**What needs to be done:** Copy out all lines carrying the word "type".

**Extracted information:**
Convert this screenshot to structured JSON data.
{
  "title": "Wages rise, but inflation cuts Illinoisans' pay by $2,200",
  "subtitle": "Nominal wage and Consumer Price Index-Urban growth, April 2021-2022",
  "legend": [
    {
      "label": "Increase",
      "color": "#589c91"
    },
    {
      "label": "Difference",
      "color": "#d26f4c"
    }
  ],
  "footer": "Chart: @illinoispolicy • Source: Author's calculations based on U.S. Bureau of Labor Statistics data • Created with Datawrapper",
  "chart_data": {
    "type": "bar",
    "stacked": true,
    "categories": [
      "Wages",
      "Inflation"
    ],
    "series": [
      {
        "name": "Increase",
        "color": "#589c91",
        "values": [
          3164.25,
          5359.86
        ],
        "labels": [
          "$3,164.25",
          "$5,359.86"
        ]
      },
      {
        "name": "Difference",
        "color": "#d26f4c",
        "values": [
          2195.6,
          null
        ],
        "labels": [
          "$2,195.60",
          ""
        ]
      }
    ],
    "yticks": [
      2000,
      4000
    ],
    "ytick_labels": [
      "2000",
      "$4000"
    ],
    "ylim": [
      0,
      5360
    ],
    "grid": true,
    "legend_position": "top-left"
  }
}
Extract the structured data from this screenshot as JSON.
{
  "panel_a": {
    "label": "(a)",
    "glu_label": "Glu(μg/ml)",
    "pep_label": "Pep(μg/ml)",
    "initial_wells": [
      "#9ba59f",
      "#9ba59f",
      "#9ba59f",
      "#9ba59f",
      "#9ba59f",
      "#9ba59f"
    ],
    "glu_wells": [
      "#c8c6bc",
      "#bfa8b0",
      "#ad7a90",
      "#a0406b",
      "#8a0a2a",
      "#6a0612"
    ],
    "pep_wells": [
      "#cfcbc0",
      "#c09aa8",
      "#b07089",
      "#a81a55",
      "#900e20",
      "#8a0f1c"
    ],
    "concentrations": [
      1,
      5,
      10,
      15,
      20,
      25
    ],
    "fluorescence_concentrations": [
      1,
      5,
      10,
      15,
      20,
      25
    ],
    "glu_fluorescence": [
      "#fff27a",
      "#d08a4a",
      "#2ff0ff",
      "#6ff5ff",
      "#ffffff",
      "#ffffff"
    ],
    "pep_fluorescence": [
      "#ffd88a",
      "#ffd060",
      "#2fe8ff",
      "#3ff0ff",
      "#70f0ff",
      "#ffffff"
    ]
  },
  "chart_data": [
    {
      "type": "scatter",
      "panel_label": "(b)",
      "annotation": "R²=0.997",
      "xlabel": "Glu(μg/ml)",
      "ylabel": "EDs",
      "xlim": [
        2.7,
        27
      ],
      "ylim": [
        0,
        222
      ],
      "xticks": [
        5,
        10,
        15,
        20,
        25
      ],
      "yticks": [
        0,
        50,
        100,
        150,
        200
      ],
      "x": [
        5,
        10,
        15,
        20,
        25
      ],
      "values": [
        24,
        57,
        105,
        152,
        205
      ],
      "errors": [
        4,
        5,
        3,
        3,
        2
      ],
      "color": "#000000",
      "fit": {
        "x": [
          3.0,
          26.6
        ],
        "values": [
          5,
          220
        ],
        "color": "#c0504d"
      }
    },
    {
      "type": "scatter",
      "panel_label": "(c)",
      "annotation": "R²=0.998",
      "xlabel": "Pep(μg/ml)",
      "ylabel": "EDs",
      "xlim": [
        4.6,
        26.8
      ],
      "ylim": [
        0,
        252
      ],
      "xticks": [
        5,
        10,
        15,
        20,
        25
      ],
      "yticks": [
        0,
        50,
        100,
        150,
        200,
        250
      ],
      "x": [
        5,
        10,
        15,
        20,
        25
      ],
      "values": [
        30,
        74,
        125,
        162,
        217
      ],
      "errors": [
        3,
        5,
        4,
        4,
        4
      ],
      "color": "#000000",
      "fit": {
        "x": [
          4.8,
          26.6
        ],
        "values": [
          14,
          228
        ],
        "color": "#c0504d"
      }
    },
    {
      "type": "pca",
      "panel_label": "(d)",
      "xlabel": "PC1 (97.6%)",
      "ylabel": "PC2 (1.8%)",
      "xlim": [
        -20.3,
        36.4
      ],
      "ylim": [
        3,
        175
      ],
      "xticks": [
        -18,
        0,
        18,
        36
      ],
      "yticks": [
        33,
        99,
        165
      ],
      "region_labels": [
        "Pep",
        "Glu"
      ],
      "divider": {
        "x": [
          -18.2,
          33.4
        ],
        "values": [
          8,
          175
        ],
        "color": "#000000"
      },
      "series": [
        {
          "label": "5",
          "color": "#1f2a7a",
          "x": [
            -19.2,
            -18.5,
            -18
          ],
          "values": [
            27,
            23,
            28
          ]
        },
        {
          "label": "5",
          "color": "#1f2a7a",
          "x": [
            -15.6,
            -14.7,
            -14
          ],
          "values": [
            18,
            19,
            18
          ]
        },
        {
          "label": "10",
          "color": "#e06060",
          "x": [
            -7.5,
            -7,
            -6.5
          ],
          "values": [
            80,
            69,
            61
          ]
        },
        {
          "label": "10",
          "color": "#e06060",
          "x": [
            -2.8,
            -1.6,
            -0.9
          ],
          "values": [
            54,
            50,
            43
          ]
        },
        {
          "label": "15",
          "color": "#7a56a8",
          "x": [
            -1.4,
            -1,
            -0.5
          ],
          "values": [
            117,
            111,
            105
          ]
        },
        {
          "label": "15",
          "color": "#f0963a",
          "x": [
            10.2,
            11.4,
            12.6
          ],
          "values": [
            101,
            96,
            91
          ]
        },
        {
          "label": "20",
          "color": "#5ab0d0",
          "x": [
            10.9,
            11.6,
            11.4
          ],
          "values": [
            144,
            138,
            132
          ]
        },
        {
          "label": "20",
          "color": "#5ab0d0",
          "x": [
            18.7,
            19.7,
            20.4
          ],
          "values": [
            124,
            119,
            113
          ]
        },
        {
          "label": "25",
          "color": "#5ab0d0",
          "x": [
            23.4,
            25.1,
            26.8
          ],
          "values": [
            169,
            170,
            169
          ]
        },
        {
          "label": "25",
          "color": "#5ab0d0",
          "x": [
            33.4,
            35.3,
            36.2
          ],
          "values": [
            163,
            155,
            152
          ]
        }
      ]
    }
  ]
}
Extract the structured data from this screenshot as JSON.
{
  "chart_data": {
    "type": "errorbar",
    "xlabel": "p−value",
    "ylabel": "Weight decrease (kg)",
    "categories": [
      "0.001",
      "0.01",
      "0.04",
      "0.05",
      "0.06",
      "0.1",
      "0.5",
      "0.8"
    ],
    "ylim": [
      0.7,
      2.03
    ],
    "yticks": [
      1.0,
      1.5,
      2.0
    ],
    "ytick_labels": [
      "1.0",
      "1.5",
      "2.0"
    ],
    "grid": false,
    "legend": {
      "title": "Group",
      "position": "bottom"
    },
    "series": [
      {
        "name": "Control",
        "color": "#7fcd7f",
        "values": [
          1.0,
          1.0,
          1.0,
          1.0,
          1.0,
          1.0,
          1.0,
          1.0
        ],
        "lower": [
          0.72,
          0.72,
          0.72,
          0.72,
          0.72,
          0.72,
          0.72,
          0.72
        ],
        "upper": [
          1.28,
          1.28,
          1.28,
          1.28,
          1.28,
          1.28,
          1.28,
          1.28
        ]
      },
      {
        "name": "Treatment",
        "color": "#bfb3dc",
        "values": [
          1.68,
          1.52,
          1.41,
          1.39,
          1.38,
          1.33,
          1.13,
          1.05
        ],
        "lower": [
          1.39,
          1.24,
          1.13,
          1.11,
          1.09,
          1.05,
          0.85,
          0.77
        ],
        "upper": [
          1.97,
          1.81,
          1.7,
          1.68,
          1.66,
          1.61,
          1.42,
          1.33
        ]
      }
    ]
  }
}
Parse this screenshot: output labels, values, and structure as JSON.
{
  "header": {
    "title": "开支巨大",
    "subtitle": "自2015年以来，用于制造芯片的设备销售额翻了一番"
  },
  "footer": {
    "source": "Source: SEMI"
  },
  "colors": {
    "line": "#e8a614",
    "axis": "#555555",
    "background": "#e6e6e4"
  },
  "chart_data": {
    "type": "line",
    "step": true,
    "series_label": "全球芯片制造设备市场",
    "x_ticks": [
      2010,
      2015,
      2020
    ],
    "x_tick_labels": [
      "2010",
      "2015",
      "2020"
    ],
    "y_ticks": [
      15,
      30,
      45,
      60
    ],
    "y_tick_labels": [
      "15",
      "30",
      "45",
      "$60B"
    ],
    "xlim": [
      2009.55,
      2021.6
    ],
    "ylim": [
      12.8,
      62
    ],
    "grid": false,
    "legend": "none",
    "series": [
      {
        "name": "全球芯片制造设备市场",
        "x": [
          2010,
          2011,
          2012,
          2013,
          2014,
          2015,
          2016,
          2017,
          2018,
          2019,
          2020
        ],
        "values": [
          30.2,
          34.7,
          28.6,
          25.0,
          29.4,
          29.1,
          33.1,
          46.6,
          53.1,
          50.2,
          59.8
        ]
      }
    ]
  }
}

**Answer:**
    "type": "bar",
      "type": "scatter",
      "type": "scatter",
      "type": "pca",
    "type": "errorbar",
    "type": "line",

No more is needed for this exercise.